— start of Material for this task —

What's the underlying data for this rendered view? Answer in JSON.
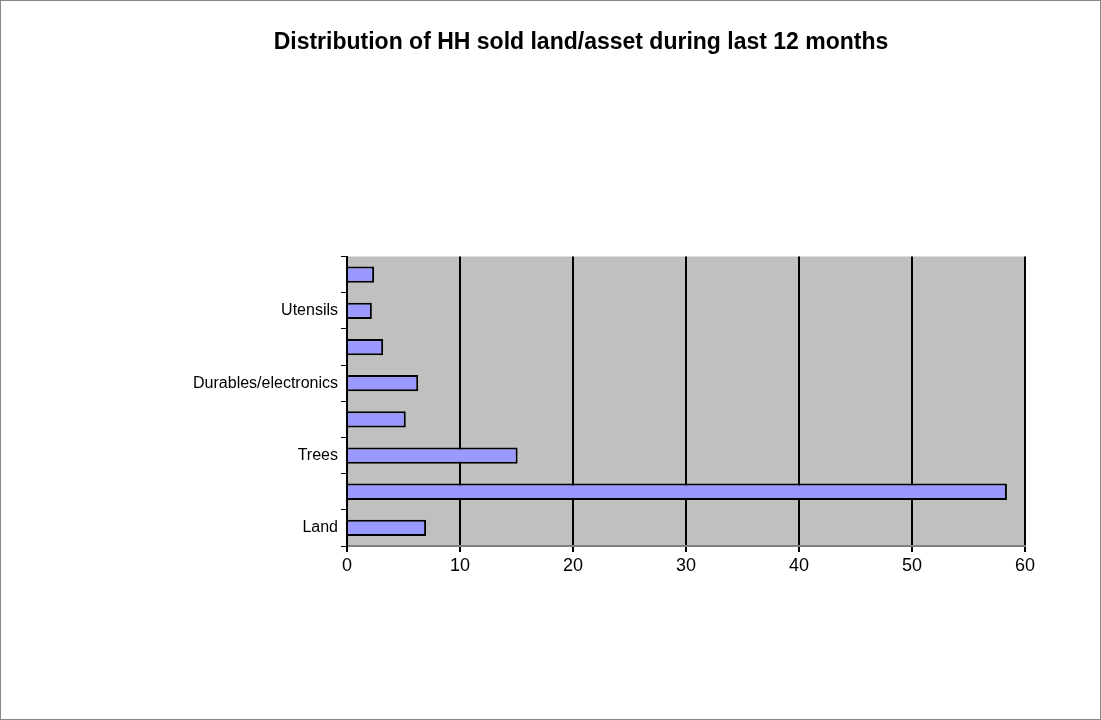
{
  "chart_data": {
    "type": "bar",
    "title": "Distribution of HH sold land/asset during last 12 months",
    "orientation": "horizontal",
    "categories": [
      null,
      "Utensils",
      null,
      "Durables/electronics",
      null,
      "Trees",
      null,
      "Land"
    ],
    "values": [
      2.4,
      2.2,
      3.2,
      6.3,
      5.2,
      15.1,
      58.4,
      7.0
    ],
    "color": "#9999ff",
    "xlim": [
      0,
      60
    ],
    "xticks": [
      0,
      10,
      20,
      30,
      40,
      50,
      60
    ],
    "grid": "x",
    "legend": false
  }
}
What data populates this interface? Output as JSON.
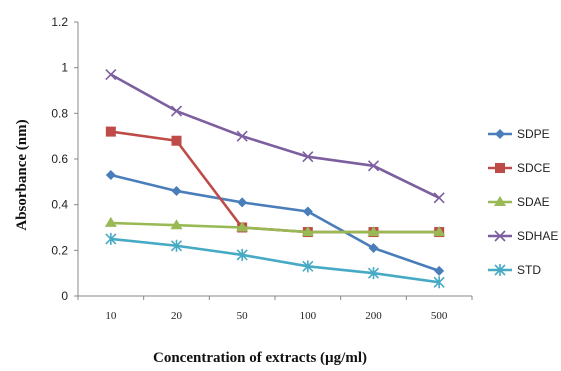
{
  "chart_data": {
    "type": "line",
    "xlabel": "Concentration of extracts (µg/ml)",
    "ylabel": "Absorbance (nm)",
    "categories": [
      "10",
      "20",
      "50",
      "100",
      "200",
      "500"
    ],
    "ylim": [
      0,
      1.2
    ],
    "yticks": [
      "0",
      "0.2",
      "0.4",
      "0.6",
      "0.8",
      "1",
      "1.2"
    ],
    "grid": false,
    "legend_position": "right",
    "series": [
      {
        "name": "SDPE",
        "values": [
          0.53,
          0.46,
          0.41,
          0.37,
          0.21,
          0.11
        ],
        "color": "#4a7ebb",
        "marker": "diamond"
      },
      {
        "name": "SDCE",
        "values": [
          0.72,
          0.68,
          0.3,
          0.28,
          0.28,
          0.28
        ],
        "color": "#be4b48",
        "marker": "square"
      },
      {
        "name": "SDAE",
        "values": [
          0.32,
          0.31,
          0.3,
          0.28,
          0.28,
          0.28
        ],
        "color": "#98b954",
        "marker": "triangle"
      },
      {
        "name": "SDHAE",
        "values": [
          0.97,
          0.81,
          0.7,
          0.61,
          0.57,
          0.43
        ],
        "color": "#7d5fa0",
        "marker": "x"
      },
      {
        "name": "STD",
        "values": [
          0.25,
          0.22,
          0.18,
          0.13,
          0.1,
          0.06
        ],
        "color": "#46aac5",
        "marker": "asterisk"
      }
    ]
  }
}
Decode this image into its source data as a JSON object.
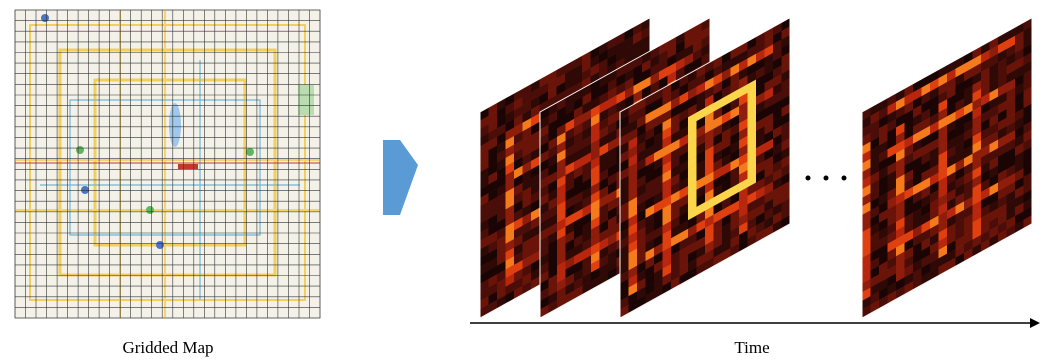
{
  "left_caption": "Gridded Map",
  "right_caption": "Time"
}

— end of Material for this task —

**Given task**: Look through the lines above and collect those with the word "What".

**Exercise solution**:
What's the underlying data for this rendered view? Answer in JSON.
What data populates this interface? Output as JSON.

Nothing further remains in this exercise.